Extracts from a graphics dataset:
_ _ _ _ _
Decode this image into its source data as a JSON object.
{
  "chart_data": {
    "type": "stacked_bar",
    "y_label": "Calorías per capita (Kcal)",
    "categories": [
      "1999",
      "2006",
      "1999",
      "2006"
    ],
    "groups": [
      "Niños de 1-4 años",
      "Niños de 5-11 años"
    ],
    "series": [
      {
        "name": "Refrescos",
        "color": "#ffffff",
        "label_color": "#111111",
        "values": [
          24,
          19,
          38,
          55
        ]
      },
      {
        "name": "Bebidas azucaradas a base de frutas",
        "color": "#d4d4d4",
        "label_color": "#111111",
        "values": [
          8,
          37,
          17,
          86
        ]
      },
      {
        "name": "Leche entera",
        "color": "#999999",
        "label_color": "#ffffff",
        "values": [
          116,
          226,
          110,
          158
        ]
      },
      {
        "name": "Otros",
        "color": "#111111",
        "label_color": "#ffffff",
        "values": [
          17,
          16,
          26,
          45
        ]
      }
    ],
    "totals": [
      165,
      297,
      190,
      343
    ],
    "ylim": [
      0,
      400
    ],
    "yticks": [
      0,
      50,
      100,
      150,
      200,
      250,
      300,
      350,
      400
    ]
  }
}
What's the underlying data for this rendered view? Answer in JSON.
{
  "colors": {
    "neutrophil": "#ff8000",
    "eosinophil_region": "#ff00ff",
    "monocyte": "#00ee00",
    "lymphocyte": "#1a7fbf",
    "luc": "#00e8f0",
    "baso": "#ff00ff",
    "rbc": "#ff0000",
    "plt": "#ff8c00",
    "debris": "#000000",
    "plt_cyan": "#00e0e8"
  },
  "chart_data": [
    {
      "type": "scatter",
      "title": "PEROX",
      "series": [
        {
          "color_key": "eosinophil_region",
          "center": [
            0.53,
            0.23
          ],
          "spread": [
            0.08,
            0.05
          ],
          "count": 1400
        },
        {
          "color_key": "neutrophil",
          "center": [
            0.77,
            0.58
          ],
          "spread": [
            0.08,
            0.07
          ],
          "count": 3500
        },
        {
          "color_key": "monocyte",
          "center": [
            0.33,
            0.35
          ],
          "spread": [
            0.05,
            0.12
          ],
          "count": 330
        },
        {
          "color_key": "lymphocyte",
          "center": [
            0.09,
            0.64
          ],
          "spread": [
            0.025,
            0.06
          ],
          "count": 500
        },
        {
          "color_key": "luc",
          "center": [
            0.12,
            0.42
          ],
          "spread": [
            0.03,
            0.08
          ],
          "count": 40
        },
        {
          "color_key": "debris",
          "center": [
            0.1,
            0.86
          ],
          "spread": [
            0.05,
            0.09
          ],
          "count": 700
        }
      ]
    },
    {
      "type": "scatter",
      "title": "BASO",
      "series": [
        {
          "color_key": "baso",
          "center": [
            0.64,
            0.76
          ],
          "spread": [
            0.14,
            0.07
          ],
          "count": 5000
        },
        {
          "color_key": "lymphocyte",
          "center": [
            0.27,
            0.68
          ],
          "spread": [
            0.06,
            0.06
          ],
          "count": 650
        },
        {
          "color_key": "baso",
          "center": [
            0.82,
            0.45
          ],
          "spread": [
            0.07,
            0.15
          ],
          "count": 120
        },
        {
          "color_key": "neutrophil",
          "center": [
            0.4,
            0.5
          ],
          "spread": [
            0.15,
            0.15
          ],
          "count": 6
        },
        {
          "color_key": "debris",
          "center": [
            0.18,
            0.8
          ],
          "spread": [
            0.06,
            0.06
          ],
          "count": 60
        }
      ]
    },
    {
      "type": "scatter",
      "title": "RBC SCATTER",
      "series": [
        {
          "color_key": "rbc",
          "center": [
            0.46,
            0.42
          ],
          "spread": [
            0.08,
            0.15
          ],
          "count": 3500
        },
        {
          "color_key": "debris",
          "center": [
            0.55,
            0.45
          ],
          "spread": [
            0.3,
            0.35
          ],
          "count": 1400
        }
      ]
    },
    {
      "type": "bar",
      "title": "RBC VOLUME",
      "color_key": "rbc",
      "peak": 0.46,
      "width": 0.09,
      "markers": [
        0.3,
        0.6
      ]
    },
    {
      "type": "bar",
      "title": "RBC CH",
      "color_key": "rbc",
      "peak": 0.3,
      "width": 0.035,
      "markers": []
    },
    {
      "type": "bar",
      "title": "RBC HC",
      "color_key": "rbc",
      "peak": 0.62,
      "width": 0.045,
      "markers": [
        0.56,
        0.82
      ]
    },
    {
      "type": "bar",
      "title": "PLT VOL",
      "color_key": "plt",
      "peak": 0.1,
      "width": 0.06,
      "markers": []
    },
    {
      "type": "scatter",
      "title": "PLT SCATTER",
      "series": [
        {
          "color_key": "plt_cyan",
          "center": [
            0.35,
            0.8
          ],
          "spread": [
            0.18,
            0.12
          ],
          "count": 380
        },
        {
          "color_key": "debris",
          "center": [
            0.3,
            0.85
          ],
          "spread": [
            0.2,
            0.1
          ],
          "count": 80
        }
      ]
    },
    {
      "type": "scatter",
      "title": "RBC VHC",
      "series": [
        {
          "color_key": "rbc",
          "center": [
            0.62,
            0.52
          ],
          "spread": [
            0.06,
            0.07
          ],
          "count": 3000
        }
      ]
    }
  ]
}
_ _ _ _ _
From the records above, extract every entry verbatim.

→ Response:
Decode this image into its source data as a JSON object.
{
  "chart_data": {
    "type": "stacked_bar",
    "y_label": "Calorías per capita (Kcal)",
    "categories": [
      "1999",
      "2006",
      "1999",
      "2006"
    ],
    "groups": [
      "Niños de 1-4 años",
      "Niños de 5-11 años"
    ],
    "series": [
      {
        "name": "Refrescos",
        "color": "#ffffff",
        "label_color": "#111111",
        "values": [
          24,
          19,
          38,
          55
        ]
      },
      {
        "name": "Bebidas azucaradas a base de frutas",
        "color": "#d4d4d4",
        "label_color": "#111111",
        "values": [
          8,
          37,
          17,
          86
        ]
      },
      {
        "name": "Leche entera",
        "color": "#999999",
        "label_color": "#ffffff",
        "values": [
          116,
          226,
          110,
          158
        ]
      },
      {
        "name": "Otros",
        "color": "#111111",
        "label_color": "#ffffff",
        "values": [
          17,
          16,
          26,
          45
        ]
      }
    ],
    "totals": [
      165,
      297,
      190,
      343
    ],
    "ylim": [
      0,
      400
    ],
    "yticks": [
      0,
      50,
      100,
      150,
      200,
      250,
      300,
      350,
      400
    ]
  }
}
What's the underlying data for this rendered view? Answer in JSON.
{
  "colors": {
    "neutrophil": "#ff8000",
    "eosinophil_region": "#ff00ff",
    "monocyte": "#00ee00",
    "lymphocyte": "#1a7fbf",
    "luc": "#00e8f0",
    "baso": "#ff00ff",
    "rbc": "#ff0000",
    "plt": "#ff8c00",
    "debris": "#000000",
    "plt_cyan": "#00e0e8"
  },
  "chart_data": [
    {
      "type": "scatter",
      "title": "PEROX",
      "series": [
        {
          "color_key": "eosinophil_region",
          "center": [
            0.53,
            0.23
          ],
          "spread": [
            0.08,
            0.05
          ],
          "count": 1400
        },
        {
          "color_key": "neutrophil",
          "center": [
            0.77,
            0.58
          ],
          "spread": [
            0.08,
            0.07
          ],
          "count": 3500
        },
        {
          "color_key": "monocyte",
          "center": [
            0.33,
            0.35
          ],
          "spread": [
            0.05,
            0.12
          ],
          "count": 330
        },
        {
          "color_key": "lymphocyte",
          "center": [
            0.09,
            0.64
          ],
          "spread": [
            0.025,
            0.06
          ],
          "count": 500
        },
        {
          "color_key": "luc",
          "center": [
            0.12,
            0.42
          ],
          "spread": [
            0.03,
            0.08
          ],
          "count": 40
        },
        {
          "color_key": "debris",
          "center": [
            0.1,
            0.86
          ],
          "spread": [
            0.05,
            0.09
          ],
          "count": 700
        }
      ]
    },
    {
      "type": "scatter",
      "title": "BASO",
      "series": [
        {
          "color_key": "baso",
          "center": [
            0.64,
            0.76
          ],
          "spread": [
            0.14,
            0.07
          ],
          "count": 5000
        },
        {
          "color_key": "lymphocyte",
          "center": [
            0.27,
            0.68
          ],
          "spread": [
            0.06,
            0.06
          ],
          "count": 650
        },
        {
          "color_key": "baso",
          "center": [
            0.82,
            0.45
          ],
          "spread": [
            0.07,
            0.15
          ],
          "count": 120
        },
        {
          "color_key": "neutrophil",
          "center": [
            0.4,
            0.5
          ],
          "spread": [
            0.15,
            0.15
          ],
          "count": 6
        },
        {
          "color_key": "debris",
          "center": [
            0.18,
            0.8
          ],
          "spread": [
            0.06,
            0.06
          ],
          "count": 60
        }
      ]
    },
    {
      "type": "scatter",
      "title": "RBC SCATTER",
      "series": [
        {
          "color_key": "rbc",
          "center": [
            0.46,
            0.42
          ],
          "spread": [
            0.08,
            0.15
          ],
          "count": 3500
        },
        {
          "color_key": "debris",
          "center": [
            0.55,
            0.45
          ],
          "spread": [
            0.3,
            0.35
          ],
          "count": 1400
        }
      ]
    },
    {
      "type": "bar",
      "title": "RBC VOLUME",
      "color_key": "rbc",
      "peak": 0.46,
      "width": 0.09,
      "markers": [
        0.3,
        0.6
      ]
    },
    {
      "type": "bar",
      "title": "RBC CH",
      "color_key": "rbc",
      "peak": 0.3,
      "width": 0.035,
      "markers": []
    },
    {
      "type": "bar",
      "title": "RBC HC",
      "color_key": "rbc",
      "peak": 0.62,
      "width": 0.045,
      "markers": [
        0.56,
        0.82
      ]
    },
    {
      "type": "bar",
      "title": "PLT VOL",
      "color_key": "plt",
      "peak": 0.1,
      "width": 0.06,
      "markers": []
    },
    {
      "type": "scatter",
      "title": "PLT SCATTER",
      "series": [
        {
          "color_key": "plt_cyan",
          "center": [
            0.35,
            0.8
          ],
          "spread": [
            0.18,
            0.12
          ],
          "count": 380
        },
        {
          "color_key": "debris",
          "center": [
            0.3,
            0.85
          ],
          "spread": [
            0.2,
            0.1
          ],
          "count": 80
        }
      ]
    },
    {
      "type": "scatter",
      "title": "RBC VHC",
      "series": [
        {
          "color_key": "rbc",
          "center": [
            0.62,
            0.52
          ],
          "spread": [
            0.06,
            0.07
          ],
          "count": 3000
        }
      ]
    }
  ]
}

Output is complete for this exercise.